● **The exercise**
Check each line of the listing below for the string "during", and copy the ones that have it.

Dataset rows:
--- START ---
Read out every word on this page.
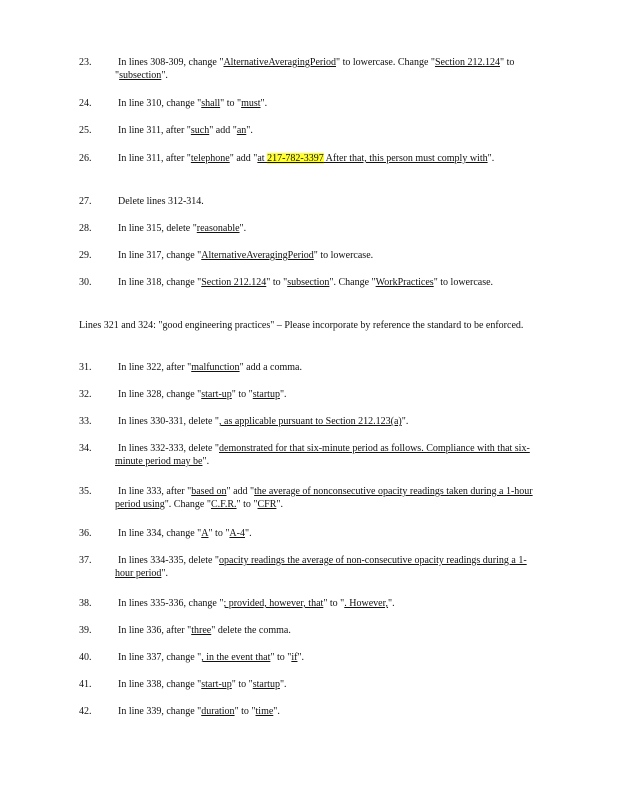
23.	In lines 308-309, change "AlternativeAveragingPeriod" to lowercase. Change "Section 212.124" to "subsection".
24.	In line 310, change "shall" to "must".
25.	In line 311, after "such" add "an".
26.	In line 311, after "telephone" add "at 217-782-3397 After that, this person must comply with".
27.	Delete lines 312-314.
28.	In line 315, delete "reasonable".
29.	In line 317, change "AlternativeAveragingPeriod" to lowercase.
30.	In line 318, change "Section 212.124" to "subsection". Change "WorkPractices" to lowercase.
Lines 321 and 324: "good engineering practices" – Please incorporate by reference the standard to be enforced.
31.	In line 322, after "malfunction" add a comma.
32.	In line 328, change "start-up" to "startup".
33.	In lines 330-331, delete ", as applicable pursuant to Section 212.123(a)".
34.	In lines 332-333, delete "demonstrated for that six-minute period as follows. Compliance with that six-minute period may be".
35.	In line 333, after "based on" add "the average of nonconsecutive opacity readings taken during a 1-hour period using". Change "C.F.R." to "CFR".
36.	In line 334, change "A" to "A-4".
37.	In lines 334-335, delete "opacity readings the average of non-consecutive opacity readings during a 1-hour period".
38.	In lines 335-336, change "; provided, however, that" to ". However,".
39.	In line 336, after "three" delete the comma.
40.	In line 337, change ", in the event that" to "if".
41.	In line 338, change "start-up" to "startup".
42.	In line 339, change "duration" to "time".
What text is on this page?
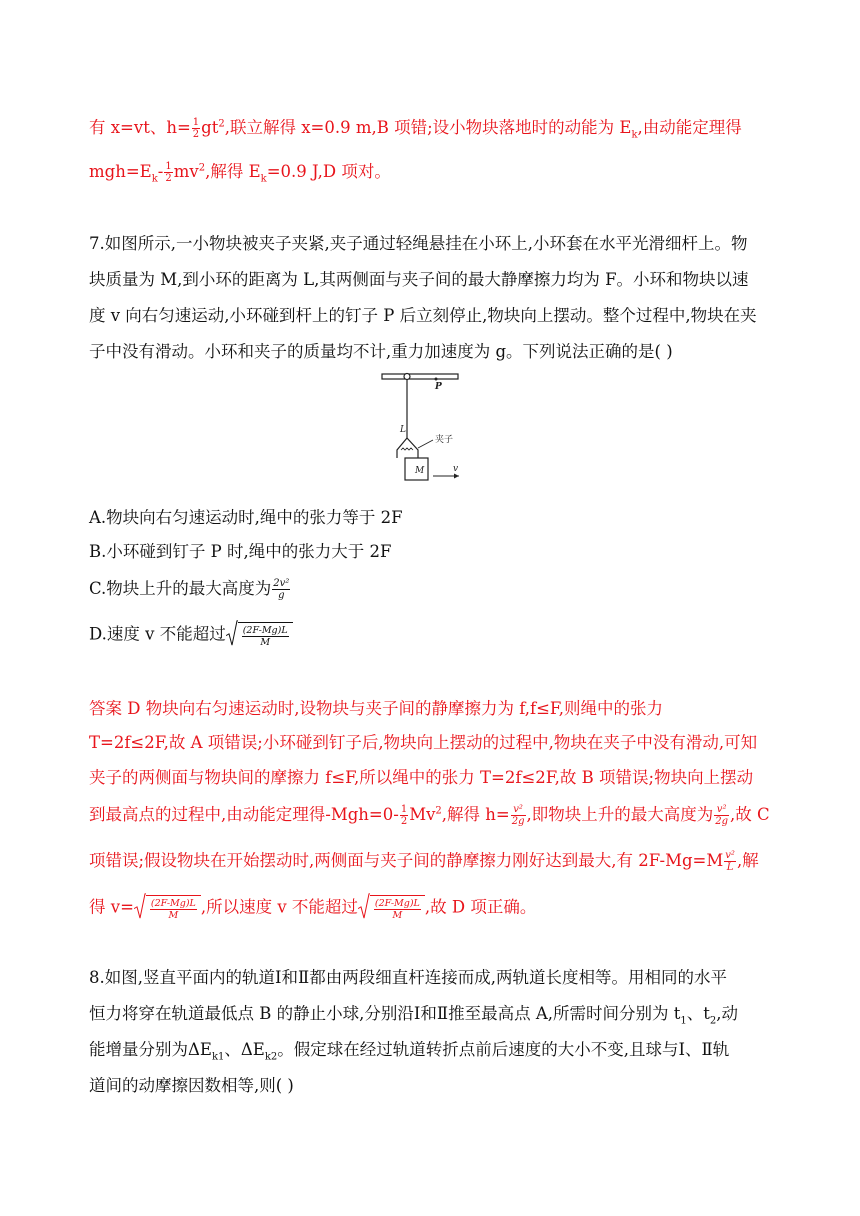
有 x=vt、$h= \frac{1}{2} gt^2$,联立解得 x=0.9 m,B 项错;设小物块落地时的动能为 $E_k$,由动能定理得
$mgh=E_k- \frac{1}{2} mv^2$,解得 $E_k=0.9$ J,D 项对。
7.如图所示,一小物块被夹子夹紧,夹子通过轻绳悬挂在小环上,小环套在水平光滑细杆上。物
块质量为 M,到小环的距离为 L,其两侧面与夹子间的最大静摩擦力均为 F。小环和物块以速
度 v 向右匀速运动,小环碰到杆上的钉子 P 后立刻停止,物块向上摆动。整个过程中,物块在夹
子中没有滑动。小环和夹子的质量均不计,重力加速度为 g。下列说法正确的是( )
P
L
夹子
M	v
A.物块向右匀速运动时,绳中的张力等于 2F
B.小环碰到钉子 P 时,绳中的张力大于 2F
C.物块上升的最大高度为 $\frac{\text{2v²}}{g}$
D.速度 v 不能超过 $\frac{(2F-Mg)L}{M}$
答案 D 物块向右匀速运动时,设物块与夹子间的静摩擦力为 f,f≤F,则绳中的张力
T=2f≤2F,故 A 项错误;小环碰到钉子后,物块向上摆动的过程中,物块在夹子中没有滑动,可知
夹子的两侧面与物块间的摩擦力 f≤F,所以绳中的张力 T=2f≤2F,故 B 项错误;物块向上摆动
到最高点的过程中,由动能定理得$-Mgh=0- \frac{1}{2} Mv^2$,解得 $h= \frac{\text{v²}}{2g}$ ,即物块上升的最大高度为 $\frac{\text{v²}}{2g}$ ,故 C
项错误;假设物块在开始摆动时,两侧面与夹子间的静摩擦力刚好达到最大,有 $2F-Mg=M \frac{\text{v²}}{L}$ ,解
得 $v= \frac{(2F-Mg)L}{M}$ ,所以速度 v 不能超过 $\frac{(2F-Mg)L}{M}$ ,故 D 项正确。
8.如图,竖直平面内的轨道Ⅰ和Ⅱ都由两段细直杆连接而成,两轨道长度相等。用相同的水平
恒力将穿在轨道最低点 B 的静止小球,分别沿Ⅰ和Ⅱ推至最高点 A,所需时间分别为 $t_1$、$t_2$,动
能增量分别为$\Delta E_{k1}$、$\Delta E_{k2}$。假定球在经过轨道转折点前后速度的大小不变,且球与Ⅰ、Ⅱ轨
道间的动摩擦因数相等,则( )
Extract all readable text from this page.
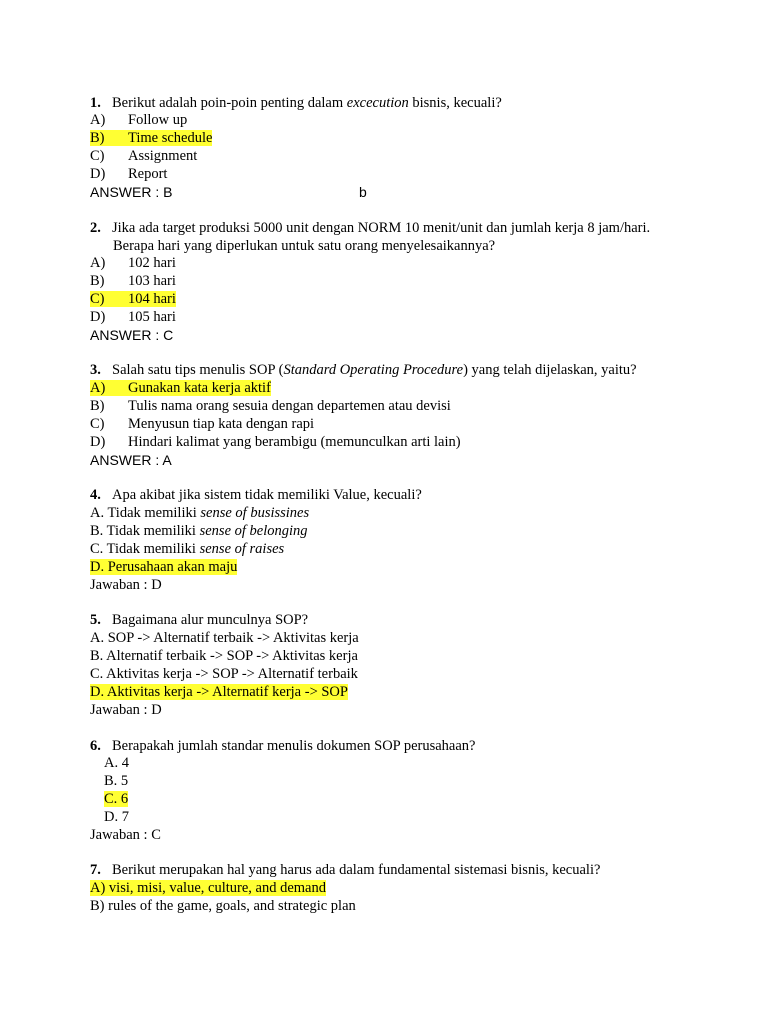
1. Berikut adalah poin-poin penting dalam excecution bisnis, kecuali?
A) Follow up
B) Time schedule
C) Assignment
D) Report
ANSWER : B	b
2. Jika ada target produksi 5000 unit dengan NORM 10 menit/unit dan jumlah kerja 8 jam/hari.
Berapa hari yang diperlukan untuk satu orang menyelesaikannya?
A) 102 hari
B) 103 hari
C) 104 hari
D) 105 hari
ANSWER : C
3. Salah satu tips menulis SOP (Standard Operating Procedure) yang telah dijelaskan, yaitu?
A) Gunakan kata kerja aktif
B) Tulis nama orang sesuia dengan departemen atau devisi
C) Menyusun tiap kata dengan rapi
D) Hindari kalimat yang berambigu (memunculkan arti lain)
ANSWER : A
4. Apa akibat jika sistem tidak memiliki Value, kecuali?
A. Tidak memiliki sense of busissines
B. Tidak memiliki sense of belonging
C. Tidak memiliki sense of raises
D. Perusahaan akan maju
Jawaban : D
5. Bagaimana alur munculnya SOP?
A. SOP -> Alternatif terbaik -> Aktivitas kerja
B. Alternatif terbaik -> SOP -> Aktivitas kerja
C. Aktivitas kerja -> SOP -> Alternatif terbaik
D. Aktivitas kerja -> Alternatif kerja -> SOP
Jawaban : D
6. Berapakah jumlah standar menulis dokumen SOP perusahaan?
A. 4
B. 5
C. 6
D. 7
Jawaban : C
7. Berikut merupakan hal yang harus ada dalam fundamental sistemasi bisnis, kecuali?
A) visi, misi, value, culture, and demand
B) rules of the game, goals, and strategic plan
--- END ---
● **Solution to this exercise**
35.	In line 333, after "based on" add "the average of nonconsecutive opacity readings taken during a 1-hour period using". Change "C.F.R." to "CFR".
37.	In lines 334-335, delete "opacity readings the average of non-consecutive opacity readings during a 1-hour period".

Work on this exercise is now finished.